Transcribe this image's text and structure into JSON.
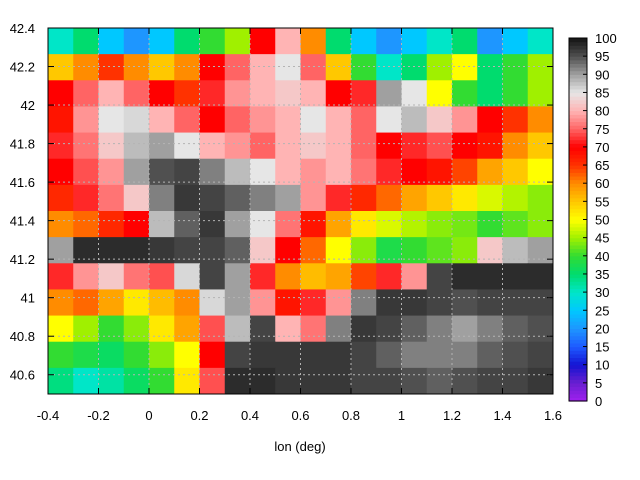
{
  "chart_data": {
    "type": "heatmap",
    "xlabel": "lon (deg)",
    "ylabel": "",
    "xlim": [
      -0.4,
      1.6
    ],
    "ylim": [
      40.5,
      42.4
    ],
    "x_ticks": [
      -0.4,
      -0.2,
      0,
      0.2,
      0.4,
      0.6,
      0.8,
      1,
      1.2,
      1.4,
      1.6
    ],
    "y_ticks": [
      40.6,
      40.8,
      41,
      41.2,
      41.4,
      41.6,
      41.8,
      42,
      42.2,
      42.4
    ],
    "grid": true,
    "colorbar": {
      "range": [
        0,
        100
      ],
      "ticks": [
        0,
        5,
        10,
        15,
        20,
        25,
        30,
        35,
        40,
        45,
        50,
        55,
        60,
        65,
        70,
        75,
        80,
        85,
        90,
        95,
        100
      ],
      "palette": [
        "#a020f0",
        "#6a1fd0",
        "#1414d2",
        "#1e5aff",
        "#1e96ff",
        "#00c8ff",
        "#00e6c8",
        "#00dc6e",
        "#32dc32",
        "#a0f000",
        "#ffff00",
        "#ffc800",
        "#ff8c00",
        "#ff3200",
        "#ff0000",
        "#ff6464",
        "#ffb4b4",
        "#e6e6e6",
        "#a0a0a0",
        "#505050",
        "#141414"
      ]
    },
    "grid_values": [
      [
        30,
        35,
        25,
        20,
        25,
        35,
        40,
        45,
        70,
        80,
        60,
        35,
        25,
        20,
        25,
        30,
        35,
        20,
        25,
        30
      ],
      [
        55,
        60,
        65,
        60,
        55,
        60,
        70,
        75,
        80,
        85,
        75,
        55,
        40,
        30,
        35,
        45,
        50,
        35,
        40,
        45
      ],
      [
        70,
        75,
        80,
        75,
        70,
        65,
        72,
        78,
        80,
        82,
        80,
        70,
        72,
        90,
        85,
        50,
        40,
        35,
        40,
        45
      ],
      [
        68,
        78,
        85,
        86,
        80,
        75,
        70,
        75,
        78,
        80,
        85,
        80,
        75,
        85,
        88,
        82,
        78,
        70,
        65,
        60
      ],
      [
        72,
        76,
        82,
        88,
        90,
        85,
        80,
        78,
        75,
        80,
        82,
        80,
        75,
        70,
        72,
        74,
        70,
        68,
        60,
        55
      ],
      [
        70,
        74,
        78,
        90,
        95,
        96,
        92,
        88,
        85,
        80,
        78,
        80,
        76,
        72,
        70,
        68,
        64,
        58,
        55,
        50
      ],
      [
        66,
        72,
        76,
        82,
        92,
        97,
        96,
        94,
        92,
        90,
        78,
        72,
        66,
        62,
        58,
        55,
        52,
        48,
        46,
        44
      ],
      [
        60,
        62,
        66,
        70,
        88,
        94,
        97,
        90,
        85,
        76,
        68,
        58,
        52,
        48,
        46,
        44,
        43,
        40,
        42,
        44
      ],
      [
        90,
        98,
        98,
        98,
        97,
        96,
        96,
        94,
        82,
        70,
        62,
        50,
        44,
        38,
        40,
        42,
        44,
        82,
        88,
        90
      ],
      [
        72,
        78,
        82,
        76,
        74,
        86,
        96,
        90,
        72,
        60,
        56,
        58,
        64,
        72,
        78,
        96,
        98,
        98,
        98,
        98
      ],
      [
        60,
        62,
        58,
        52,
        56,
        60,
        86,
        90,
        78,
        68,
        72,
        78,
        92,
        97,
        97,
        96,
        95,
        96,
        96,
        96
      ],
      [
        50,
        45,
        40,
        44,
        52,
        58,
        74,
        88,
        96,
        80,
        76,
        92,
        97,
        96,
        94,
        92,
        90,
        92,
        94,
        95
      ],
      [
        40,
        38,
        36,
        40,
        44,
        50,
        70,
        96,
        97,
        97,
        97,
        97,
        96,
        94,
        92,
        92,
        92,
        94,
        95,
        96
      ],
      [
        34,
        30,
        32,
        36,
        40,
        52,
        74,
        98,
        98,
        97,
        97,
        97,
        96,
        96,
        95,
        94,
        95,
        96,
        96,
        97
      ]
    ]
  }
}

## WHAT YOU WILL DO
Leave out the pictures and return every record word for word.

## CORRECT RESPONSE
Transcribe this image's text and structure into JSON.
{
  "chart_data": {
    "type": "heatmap",
    "xlabel": "lon (deg)",
    "ylabel": "",
    "xlim": [
      -0.4,
      1.6
    ],
    "ylim": [
      40.5,
      42.4
    ],
    "x_ticks": [
      -0.4,
      -0.2,
      0,
      0.2,
      0.4,
      0.6,
      0.8,
      1,
      1.2,
      1.4,
      1.6
    ],
    "y_ticks": [
      40.6,
      40.8,
      41,
      41.2,
      41.4,
      41.6,
      41.8,
      42,
      42.2,
      42.4
    ],
    "grid": true,
    "colorbar": {
      "range": [
        0,
        100
      ],
      "ticks": [
        0,
        5,
        10,
        15,
        20,
        25,
        30,
        35,
        40,
        45,
        50,
        55,
        60,
        65,
        70,
        75,
        80,
        85,
        90,
        95,
        100
      ],
      "palette": [
        "#a020f0",
        "#6a1fd0",
        "#1414d2",
        "#1e5aff",
        "#1e96ff",
        "#00c8ff",
        "#00e6c8",
        "#00dc6e",
        "#32dc32",
        "#a0f000",
        "#ffff00",
        "#ffc800",
        "#ff8c00",
        "#ff3200",
        "#ff0000",
        "#ff6464",
        "#ffb4b4",
        "#e6e6e6",
        "#a0a0a0",
        "#505050",
        "#141414"
      ]
    },
    "grid_values": [
      [
        30,
        35,
        25,
        20,
        25,
        35,
        40,
        45,
        70,
        80,
        60,
        35,
        25,
        20,
        25,
        30,
        35,
        20,
        25,
        30
      ],
      [
        55,
        60,
        65,
        60,
        55,
        60,
        70,
        75,
        80,
        85,
        75,
        55,
        40,
        30,
        35,
        45,
        50,
        35,
        40,
        45
      ],
      [
        70,
        75,
        80,
        75,
        70,
        65,
        72,
        78,
        80,
        82,
        80,
        70,
        72,
        90,
        85,
        50,
        40,
        35,
        40,
        45
      ],
      [
        68,
        78,
        85,
        86,
        80,
        75,
        70,
        75,
        78,
        80,
        85,
        80,
        75,
        85,
        88,
        82,
        78,
        70,
        65,
        60
      ],
      [
        72,
        76,
        82,
        88,
        90,
        85,
        80,
        78,
        75,
        80,
        82,
        80,
        75,
        70,
        72,
        74,
        70,
        68,
        60,
        55
      ],
      [
        70,
        74,
        78,
        90,
        95,
        96,
        92,
        88,
        85,
        80,
        78,
        80,
        76,
        72,
        70,
        68,
        64,
        58,
        55,
        50
      ],
      [
        66,
        72,
        76,
        82,
        92,
        97,
        96,
        94,
        92,
        90,
        78,
        72,
        66,
        62,
        58,
        55,
        52,
        48,
        46,
        44
      ],
      [
        60,
        62,
        66,
        70,
        88,
        94,
        97,
        90,
        85,
        76,
        68,
        58,
        52,
        48,
        46,
        44,
        43,
        40,
        42,
        44
      ],
      [
        90,
        98,
        98,
        98,
        97,
        96,
        96,
        94,
        82,
        70,
        62,
        50,
        44,
        38,
        40,
        42,
        44,
        82,
        88,
        90
      ],
      [
        72,
        78,
        82,
        76,
        74,
        86,
        96,
        90,
        72,
        60,
        56,
        58,
        64,
        72,
        78,
        96,
        98,
        98,
        98,
        98
      ],
      [
        60,
        62,
        58,
        52,
        56,
        60,
        86,
        90,
        78,
        68,
        72,
        78,
        92,
        97,
        97,
        96,
        95,
        96,
        96,
        96
      ],
      [
        50,
        45,
        40,
        44,
        52,
        58,
        74,
        88,
        96,
        80,
        76,
        92,
        97,
        96,
        94,
        92,
        90,
        92,
        94,
        95
      ],
      [
        40,
        38,
        36,
        40,
        44,
        50,
        70,
        96,
        97,
        97,
        97,
        97,
        96,
        94,
        92,
        92,
        92,
        94,
        95,
        96
      ],
      [
        34,
        30,
        32,
        36,
        40,
        52,
        74,
        98,
        98,
        97,
        97,
        97,
        96,
        96,
        95,
        94,
        95,
        96,
        96,
        97
      ]
    ]
  }
}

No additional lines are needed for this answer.